Task to carry out:
Copy out the entire mailing-list post on core beliefs below, character for character.

Excerpted passage:
------------
Re: virus: Core beliefs

D. R. Stenshoel (
Fri, 26 Dec 1997 09:05:40 -0600

As to belief and beliefs, I have always liked what Robert Anton Wilson
wrote in the preface to the new edition of "Cosmic Trigger":

"I DO NOT BELIEVE ANYTHING. This remark was made, in these very words
byJohn Gribbin, physics editor of New Scientist magazine, in a BBC-TV
debate with Malcolm Muggeridge, and it provoked incredulity on the part
of most viewers. It seems to be a hangover of the medieval Catholic era
that causes most people, even the educated, to think that everybody must
'believe' something or other, that if one is not a theist, one must be
a dogmatic atheist, and if one does not think Capitolism is perfect, one
must believe fervently in Socialism, and if one does not have blind
faith in X, one must alternatively have blind faith in not-X, or the
reverse of X.

My own opinion, is that belief is the death of intelligence. As soon as
one believes a doctrine of any sort, or assumes certitude, one stops
thinking about that aspect of existence. The more certitude one
assumes, the less there is left to think about, and a person sure of
everything would never have any need to think about anything, and might
be considered clinically dead under current medical standards, where the
absence of brain activity is taken to mean that life has ended"
------------
Data:
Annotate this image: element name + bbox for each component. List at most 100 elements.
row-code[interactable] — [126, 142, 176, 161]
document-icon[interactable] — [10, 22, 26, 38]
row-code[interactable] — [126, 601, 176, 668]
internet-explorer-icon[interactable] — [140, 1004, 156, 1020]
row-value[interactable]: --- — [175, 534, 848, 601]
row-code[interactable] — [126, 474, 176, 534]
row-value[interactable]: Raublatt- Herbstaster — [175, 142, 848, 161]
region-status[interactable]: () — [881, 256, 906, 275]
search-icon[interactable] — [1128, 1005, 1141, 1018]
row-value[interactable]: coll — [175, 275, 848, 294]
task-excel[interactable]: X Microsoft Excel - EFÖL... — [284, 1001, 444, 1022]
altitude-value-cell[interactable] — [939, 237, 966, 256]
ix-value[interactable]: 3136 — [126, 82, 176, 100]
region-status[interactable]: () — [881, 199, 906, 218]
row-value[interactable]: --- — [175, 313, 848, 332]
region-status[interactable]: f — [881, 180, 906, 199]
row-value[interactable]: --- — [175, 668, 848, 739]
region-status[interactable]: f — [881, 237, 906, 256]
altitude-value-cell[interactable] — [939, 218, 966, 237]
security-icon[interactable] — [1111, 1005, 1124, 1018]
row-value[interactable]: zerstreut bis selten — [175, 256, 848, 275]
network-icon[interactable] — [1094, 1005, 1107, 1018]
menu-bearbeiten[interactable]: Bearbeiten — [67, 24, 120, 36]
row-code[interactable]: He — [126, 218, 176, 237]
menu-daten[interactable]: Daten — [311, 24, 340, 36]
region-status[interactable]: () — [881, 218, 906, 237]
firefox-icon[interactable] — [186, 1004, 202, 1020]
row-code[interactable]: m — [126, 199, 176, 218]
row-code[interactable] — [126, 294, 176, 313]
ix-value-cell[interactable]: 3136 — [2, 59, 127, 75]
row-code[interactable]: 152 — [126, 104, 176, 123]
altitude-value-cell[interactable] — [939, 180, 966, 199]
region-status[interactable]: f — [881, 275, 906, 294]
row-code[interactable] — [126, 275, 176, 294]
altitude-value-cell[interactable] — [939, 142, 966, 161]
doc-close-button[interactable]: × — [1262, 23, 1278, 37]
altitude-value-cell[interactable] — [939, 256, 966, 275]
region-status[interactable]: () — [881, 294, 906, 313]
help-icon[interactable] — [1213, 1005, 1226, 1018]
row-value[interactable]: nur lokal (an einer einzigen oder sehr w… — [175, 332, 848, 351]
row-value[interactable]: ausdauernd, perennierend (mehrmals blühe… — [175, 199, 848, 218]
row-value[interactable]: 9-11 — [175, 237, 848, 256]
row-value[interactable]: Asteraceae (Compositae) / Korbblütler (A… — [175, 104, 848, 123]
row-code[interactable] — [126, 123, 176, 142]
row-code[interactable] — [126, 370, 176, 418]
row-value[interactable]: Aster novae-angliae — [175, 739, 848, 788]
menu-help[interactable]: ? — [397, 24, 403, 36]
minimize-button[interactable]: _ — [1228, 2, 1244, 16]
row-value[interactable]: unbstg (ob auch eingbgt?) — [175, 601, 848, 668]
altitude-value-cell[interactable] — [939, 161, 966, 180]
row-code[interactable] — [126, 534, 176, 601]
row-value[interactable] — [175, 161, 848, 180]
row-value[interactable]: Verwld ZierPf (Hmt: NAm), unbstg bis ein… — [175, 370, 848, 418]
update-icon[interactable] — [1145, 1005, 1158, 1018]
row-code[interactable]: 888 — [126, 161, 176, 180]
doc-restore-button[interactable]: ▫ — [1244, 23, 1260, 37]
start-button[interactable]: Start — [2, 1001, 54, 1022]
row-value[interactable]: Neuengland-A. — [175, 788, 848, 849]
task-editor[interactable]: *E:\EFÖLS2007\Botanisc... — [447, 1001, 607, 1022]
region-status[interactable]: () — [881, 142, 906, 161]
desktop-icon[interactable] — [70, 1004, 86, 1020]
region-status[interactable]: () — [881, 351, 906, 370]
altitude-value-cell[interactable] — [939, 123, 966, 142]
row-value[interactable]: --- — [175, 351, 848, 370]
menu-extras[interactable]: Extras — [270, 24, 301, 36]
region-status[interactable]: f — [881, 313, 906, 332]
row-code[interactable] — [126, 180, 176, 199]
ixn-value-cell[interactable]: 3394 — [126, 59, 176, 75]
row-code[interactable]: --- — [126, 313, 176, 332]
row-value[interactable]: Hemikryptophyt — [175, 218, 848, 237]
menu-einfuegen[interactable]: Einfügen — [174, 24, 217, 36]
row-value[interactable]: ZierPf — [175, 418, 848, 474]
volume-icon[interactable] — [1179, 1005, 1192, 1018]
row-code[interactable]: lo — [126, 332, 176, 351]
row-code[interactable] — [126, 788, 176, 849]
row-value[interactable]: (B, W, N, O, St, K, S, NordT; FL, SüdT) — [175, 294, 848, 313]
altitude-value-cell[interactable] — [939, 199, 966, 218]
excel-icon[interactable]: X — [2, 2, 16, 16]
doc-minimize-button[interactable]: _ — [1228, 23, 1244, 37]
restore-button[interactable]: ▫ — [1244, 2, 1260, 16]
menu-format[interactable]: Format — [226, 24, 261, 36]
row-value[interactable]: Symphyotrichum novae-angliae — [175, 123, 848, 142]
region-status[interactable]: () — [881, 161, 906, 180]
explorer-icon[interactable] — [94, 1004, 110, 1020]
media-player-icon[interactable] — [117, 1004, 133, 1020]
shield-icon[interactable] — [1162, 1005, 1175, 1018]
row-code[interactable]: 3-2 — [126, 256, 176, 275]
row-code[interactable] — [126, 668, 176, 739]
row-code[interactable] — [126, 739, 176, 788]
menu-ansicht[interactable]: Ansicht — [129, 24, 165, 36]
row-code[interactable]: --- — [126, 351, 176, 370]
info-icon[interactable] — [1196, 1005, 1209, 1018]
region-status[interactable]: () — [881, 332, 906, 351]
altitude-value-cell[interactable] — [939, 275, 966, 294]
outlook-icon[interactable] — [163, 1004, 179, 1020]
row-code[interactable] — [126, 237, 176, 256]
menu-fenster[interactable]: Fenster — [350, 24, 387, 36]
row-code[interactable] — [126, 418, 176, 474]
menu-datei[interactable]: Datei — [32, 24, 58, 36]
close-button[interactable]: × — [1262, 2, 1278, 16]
------------
Solution to this exercise:
Re: virus: Core beliefs

D. R. Stenshoel (
Fri, 26 Dec 1997 09:05:40 -0600

As to belief and beliefs, I have always liked what Robert Anton Wilson
wrote in the preface to the new edition of "Cosmic Trigger":

"I DO NOT BELIEVE ANYTHING. This remark was made, in these very words
byJohn Gribbin, physics editor of New Scientist magazine, in a BBC-TV
debate with Malcolm Muggeridge, and it provoked incredulity on the part
of most viewers. It seems to be a hangover of the medieval Catholic era
that causes most people, even the educated, to think that everybody must
'believe' something or other, that if one is not a theist, one must be
a dogmatic atheist, and if one does not think Capitolism is perfect, one
must believe fervently in Socialism, and if one does not have blind
faith in X, one must alternatively have blind faith in not-X, or the
reverse of X.

My own opinion, is that belief is the death of intelligence. As soon as
one believes a doctrine of any sort, or assumes certitude, one stops
thinking about that aspect of existence. The more certitude one
assumes, the less there is left to think about, and a person sure of
everything would never have any need to think about anything, and might
be considered clinically dead under current medical standards, where the
absence of brain activity is taken to mean that life has ended"